◆ Your task
Find the lines holding "Speed" and copy them.

◆ Material to process
◆ ◆ ◆ ◆
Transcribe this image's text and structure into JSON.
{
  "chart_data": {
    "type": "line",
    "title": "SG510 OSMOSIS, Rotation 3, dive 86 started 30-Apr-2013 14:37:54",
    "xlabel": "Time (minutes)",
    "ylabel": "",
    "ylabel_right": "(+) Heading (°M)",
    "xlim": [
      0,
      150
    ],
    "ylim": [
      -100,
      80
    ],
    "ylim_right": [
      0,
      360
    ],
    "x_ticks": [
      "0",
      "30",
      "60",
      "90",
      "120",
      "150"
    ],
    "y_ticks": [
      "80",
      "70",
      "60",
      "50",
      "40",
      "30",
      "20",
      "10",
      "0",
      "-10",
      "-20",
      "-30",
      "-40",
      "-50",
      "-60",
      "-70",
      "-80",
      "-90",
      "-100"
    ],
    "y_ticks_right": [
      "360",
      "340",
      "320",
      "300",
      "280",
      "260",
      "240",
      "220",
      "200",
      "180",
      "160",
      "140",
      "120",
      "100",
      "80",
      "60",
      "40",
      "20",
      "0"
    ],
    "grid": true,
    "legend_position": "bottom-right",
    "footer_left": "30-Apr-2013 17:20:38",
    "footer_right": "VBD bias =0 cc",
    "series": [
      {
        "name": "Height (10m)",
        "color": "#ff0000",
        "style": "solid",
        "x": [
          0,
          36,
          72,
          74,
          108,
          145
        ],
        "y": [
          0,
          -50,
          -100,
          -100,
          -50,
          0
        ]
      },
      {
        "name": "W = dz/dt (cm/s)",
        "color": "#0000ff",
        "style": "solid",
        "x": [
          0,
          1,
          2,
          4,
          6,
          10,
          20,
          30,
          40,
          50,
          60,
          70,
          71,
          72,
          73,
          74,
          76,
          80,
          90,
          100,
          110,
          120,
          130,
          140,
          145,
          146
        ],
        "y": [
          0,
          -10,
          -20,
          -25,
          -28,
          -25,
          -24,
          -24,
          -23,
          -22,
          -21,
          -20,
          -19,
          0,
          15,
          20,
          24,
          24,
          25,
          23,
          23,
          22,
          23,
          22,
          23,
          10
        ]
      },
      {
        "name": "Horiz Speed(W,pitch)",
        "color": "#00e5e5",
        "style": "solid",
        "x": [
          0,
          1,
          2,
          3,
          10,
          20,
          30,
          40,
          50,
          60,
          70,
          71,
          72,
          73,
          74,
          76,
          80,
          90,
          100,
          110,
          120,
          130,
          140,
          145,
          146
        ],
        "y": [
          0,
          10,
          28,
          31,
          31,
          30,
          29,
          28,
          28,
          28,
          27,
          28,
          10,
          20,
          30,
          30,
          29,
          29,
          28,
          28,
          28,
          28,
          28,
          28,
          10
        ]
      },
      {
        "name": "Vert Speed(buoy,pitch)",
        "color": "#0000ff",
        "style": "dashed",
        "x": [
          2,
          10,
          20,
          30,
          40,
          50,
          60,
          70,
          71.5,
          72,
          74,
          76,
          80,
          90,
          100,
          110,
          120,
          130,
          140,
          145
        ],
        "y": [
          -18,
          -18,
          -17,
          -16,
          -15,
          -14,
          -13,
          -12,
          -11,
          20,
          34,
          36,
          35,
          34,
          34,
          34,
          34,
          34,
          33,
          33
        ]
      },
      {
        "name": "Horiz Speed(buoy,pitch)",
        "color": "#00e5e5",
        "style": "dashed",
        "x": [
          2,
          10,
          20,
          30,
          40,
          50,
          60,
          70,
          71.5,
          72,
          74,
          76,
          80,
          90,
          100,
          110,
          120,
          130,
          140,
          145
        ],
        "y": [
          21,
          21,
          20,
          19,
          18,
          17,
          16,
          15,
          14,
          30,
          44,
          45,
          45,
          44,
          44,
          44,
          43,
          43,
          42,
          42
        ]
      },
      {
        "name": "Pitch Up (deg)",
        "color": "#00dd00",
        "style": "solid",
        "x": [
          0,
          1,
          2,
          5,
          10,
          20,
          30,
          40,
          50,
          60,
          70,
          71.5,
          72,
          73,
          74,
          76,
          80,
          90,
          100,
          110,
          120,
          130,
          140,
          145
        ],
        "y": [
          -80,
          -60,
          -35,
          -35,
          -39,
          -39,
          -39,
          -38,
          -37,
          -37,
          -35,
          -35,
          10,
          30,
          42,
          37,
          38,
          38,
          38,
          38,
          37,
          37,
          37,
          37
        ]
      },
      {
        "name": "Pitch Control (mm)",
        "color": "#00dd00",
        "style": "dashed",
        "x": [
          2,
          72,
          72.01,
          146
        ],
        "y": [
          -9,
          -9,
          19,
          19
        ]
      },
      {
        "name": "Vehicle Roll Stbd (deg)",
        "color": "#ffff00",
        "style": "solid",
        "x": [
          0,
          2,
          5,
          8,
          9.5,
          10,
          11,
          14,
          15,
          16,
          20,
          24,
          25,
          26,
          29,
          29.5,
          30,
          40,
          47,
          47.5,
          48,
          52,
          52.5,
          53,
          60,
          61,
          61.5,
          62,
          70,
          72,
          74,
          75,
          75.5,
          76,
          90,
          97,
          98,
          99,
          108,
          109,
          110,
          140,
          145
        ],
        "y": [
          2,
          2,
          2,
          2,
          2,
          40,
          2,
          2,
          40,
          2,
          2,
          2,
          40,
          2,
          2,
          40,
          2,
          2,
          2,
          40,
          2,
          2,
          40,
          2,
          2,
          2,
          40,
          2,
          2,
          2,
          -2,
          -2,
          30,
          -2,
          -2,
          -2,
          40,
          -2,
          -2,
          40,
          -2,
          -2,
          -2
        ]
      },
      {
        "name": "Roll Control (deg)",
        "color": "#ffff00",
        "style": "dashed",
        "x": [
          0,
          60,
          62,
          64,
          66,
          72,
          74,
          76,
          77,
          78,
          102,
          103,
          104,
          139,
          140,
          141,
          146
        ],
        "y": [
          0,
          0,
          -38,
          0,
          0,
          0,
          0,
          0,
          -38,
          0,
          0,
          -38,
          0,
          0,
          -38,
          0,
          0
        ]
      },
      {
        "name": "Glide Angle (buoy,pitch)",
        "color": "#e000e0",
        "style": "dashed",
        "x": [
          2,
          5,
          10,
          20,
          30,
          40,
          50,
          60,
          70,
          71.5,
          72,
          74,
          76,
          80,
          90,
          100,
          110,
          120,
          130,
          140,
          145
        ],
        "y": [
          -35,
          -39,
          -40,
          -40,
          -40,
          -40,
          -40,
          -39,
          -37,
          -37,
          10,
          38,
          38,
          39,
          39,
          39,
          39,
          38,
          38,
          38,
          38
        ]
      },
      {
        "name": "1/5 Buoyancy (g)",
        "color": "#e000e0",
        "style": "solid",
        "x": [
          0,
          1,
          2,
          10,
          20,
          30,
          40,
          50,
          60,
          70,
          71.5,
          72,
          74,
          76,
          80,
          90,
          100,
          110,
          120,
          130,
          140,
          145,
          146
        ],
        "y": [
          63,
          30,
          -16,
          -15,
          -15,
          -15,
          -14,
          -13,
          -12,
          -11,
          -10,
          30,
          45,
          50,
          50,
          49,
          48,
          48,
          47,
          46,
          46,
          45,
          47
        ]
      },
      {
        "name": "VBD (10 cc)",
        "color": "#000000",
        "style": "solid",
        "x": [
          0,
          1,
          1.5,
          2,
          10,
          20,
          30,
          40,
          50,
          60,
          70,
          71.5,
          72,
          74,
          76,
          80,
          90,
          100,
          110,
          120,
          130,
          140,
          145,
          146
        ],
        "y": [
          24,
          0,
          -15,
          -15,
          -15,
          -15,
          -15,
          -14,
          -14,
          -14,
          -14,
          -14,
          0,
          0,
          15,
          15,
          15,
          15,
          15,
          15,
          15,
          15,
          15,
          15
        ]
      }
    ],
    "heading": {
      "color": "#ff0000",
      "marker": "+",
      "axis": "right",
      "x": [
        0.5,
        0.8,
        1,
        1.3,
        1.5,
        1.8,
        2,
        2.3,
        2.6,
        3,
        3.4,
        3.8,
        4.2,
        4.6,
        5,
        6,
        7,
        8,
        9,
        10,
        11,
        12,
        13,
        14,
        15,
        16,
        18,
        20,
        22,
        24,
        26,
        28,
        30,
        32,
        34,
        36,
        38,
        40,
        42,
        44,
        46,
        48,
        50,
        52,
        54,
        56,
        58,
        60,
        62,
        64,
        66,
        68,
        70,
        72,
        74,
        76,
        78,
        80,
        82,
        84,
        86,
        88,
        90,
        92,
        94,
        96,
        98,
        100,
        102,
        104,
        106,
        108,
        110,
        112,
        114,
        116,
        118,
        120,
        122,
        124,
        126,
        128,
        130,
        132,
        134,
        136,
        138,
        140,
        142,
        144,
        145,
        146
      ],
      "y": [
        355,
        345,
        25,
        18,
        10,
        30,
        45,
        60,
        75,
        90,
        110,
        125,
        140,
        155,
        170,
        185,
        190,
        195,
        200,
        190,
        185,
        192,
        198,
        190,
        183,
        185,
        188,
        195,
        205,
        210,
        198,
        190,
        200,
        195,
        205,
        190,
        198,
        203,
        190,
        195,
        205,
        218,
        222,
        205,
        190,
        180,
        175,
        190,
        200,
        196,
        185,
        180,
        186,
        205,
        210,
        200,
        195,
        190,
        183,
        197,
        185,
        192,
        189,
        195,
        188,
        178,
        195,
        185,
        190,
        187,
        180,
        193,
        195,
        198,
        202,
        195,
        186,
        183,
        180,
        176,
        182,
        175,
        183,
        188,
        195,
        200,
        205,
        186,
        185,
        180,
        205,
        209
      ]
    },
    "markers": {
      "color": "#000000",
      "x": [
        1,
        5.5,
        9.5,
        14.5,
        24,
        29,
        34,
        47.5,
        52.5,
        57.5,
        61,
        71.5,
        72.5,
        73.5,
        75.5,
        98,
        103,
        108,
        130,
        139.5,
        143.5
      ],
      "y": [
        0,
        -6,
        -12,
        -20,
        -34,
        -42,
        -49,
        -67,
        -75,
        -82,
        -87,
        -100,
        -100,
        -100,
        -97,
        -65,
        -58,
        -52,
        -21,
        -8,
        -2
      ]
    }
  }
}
◆ ◆ ◆ ◆
◆ Output
        "name": "Horiz Speed(W,pitch)",
        "name": "Vert Speed(buoy,pitch)",
        "name": "Horiz Speed(buoy,pitch)",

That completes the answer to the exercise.